*** TASK MATERIAL ***

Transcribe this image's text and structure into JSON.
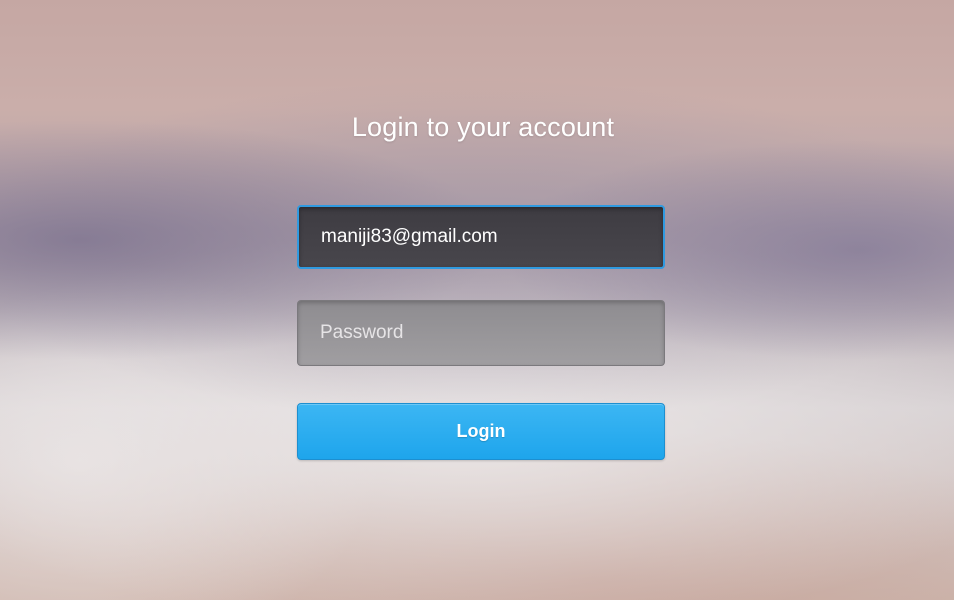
{
  "login": {
    "title": "Login to your account",
    "email": {
      "value": "maniji83@gmail.com"
    },
    "password": {
      "value": "",
      "placeholder": "Password"
    },
    "submit_label": "Login"
  },
  "colors": {
    "accent": "#24a8ee",
    "focus_border": "#2f9ae0",
    "email_field_bg": "#423f45",
    "password_field_bg": "#969497"
  }
}
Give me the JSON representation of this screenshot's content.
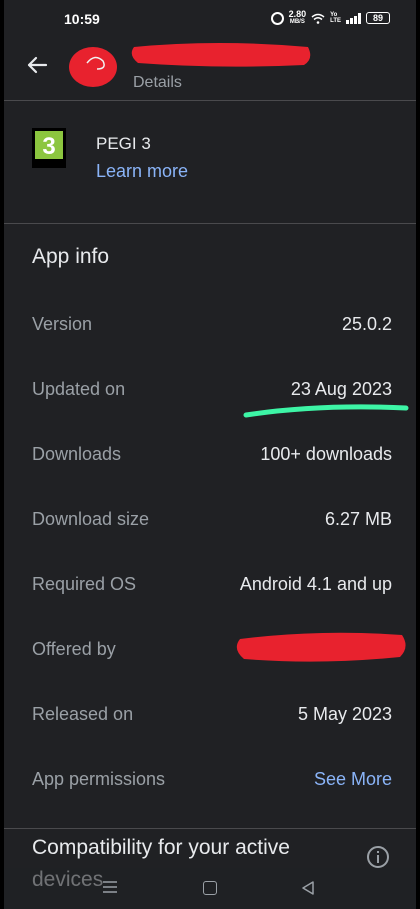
{
  "status_bar": {
    "time": "10:59",
    "net_speed_value": "2.80",
    "net_speed_unit": "MB/S",
    "volte_top": "Yo",
    "volte_bottom": "LTE",
    "battery": "89"
  },
  "header": {
    "subtitle": "Details"
  },
  "rating": {
    "badge_number": "3",
    "title": "PEGI 3",
    "link": "Learn more"
  },
  "app_info": {
    "heading": "App info",
    "rows": [
      {
        "label": "Version",
        "value": "25.0.2"
      },
      {
        "label": "Updated on",
        "value": "23 Aug 2023"
      },
      {
        "label": "Downloads",
        "value": "100+ downloads"
      },
      {
        "label": "Download size",
        "value": "6.27 MB"
      },
      {
        "label": "Required OS",
        "value": "Android 4.1 and up"
      },
      {
        "label": "Offered by",
        "value": ""
      },
      {
        "label": "Released on",
        "value": "5 May 2023"
      },
      {
        "label": "App permissions",
        "value": "See More"
      }
    ]
  },
  "compatibility": {
    "title": "Compatibility for your active devices"
  },
  "colors": {
    "background": "#202124",
    "link": "#8ab4f8",
    "redaction": "#e8222e",
    "highlight": "#3df5a6",
    "pegi_green": "#8cc63f"
  }
}
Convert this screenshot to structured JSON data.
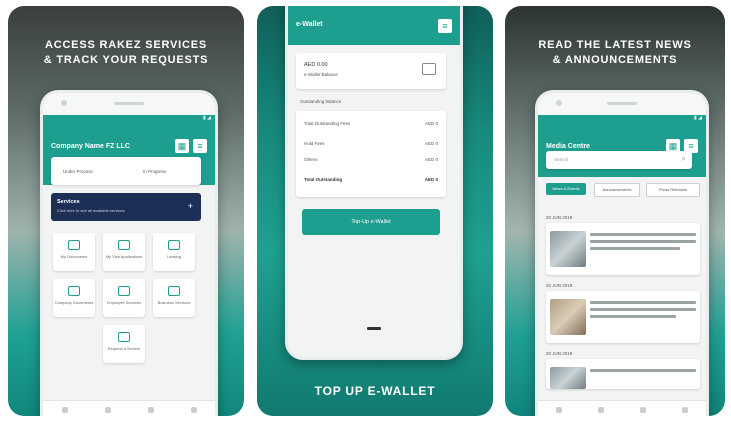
{
  "screens": [
    {
      "caption_line1": "ACCESS RAKEZ SERVICES",
      "caption_line2": "& TRACK YOUR REQUESTS",
      "app_title": "Company Name FZ LLC",
      "info_left": "Under Process",
      "info_right": "In Progress",
      "banner_title": "Services",
      "banner_sub": "Click here to see all available services",
      "tiles": [
        "My Documents",
        "My Visa Applications",
        "Leasing",
        "Company Documents",
        "Employee Services",
        "Business Services",
        "Request a Service"
      ]
    },
    {
      "caption": "TOP UP E-WALLET",
      "app_title": "e-Wallet",
      "balance_label": "AED 0.00",
      "balance_sub": "e-Wallet Balance",
      "section_title": "Outstanding balance",
      "rows": [
        {
          "label": "Total Outstanding Fees",
          "value": "AED 0"
        },
        {
          "label": "Hold Fees",
          "value": "AED 0"
        },
        {
          "label": "Others",
          "value": "AED 0"
        },
        {
          "label": "Total Outstanding",
          "value": "AED 0"
        }
      ],
      "button_label": "Top-Up e-Wallet"
    },
    {
      "caption_line1": "READ THE LATEST NEWS",
      "caption_line2": "& ANNOUNCEMENTS",
      "app_title": "Media Centre",
      "search_placeholder": "Search",
      "chips": [
        "News & Events",
        "Announcements",
        "Press Releases"
      ],
      "news_dates": [
        "20 JUN 2019",
        "20 JUN 2019",
        "20 JUN 2019"
      ]
    }
  ],
  "colors": {
    "primary": "#1e9e8f",
    "navy": "#1d2f57"
  }
}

***

WRITTEN TASK
Search the listing above for the string "Fees". Copy every line that contains it.

OUTPUT OF THE EXERCISE
          "label": "Total Outstanding Fees",
          "label": "Hold Fees",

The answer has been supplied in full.